─── Record extracts ───

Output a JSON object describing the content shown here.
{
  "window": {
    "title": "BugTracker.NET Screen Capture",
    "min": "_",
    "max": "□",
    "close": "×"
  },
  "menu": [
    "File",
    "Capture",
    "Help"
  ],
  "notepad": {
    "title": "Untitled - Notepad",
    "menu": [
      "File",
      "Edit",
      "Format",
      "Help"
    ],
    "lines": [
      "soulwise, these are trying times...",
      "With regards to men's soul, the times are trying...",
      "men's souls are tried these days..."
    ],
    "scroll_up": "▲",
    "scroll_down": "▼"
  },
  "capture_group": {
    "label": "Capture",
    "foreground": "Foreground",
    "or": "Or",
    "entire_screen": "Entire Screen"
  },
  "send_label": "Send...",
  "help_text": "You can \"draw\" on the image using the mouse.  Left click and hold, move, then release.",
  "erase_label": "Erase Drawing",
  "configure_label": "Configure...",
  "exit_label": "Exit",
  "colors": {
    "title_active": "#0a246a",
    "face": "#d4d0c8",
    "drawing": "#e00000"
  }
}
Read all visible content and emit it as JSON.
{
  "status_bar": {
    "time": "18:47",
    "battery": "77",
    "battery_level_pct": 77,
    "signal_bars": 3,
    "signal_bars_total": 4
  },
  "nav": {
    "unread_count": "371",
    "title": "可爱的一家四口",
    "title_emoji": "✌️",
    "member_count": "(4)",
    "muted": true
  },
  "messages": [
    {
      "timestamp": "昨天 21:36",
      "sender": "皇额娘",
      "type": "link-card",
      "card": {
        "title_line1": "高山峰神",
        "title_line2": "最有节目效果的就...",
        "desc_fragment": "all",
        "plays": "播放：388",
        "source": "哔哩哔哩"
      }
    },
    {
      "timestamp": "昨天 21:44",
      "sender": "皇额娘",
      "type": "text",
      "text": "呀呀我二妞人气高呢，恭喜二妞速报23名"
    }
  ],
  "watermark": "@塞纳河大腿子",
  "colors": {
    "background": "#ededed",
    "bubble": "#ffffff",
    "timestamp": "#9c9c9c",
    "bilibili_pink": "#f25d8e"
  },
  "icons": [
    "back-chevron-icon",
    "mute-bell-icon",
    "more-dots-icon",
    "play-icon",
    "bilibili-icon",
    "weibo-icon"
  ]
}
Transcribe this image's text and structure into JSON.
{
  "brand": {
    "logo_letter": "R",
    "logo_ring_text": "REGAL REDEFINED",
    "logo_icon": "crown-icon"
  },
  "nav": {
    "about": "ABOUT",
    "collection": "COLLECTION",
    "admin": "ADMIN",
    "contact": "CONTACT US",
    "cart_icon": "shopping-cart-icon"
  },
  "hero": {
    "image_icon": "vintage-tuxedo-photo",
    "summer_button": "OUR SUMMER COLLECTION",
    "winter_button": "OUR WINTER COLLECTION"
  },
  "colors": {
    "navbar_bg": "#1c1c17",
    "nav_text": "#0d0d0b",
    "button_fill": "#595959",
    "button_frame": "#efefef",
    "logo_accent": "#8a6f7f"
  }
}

───

Within the entries above, how many lines contain "Screen"? Respond with the number only.

2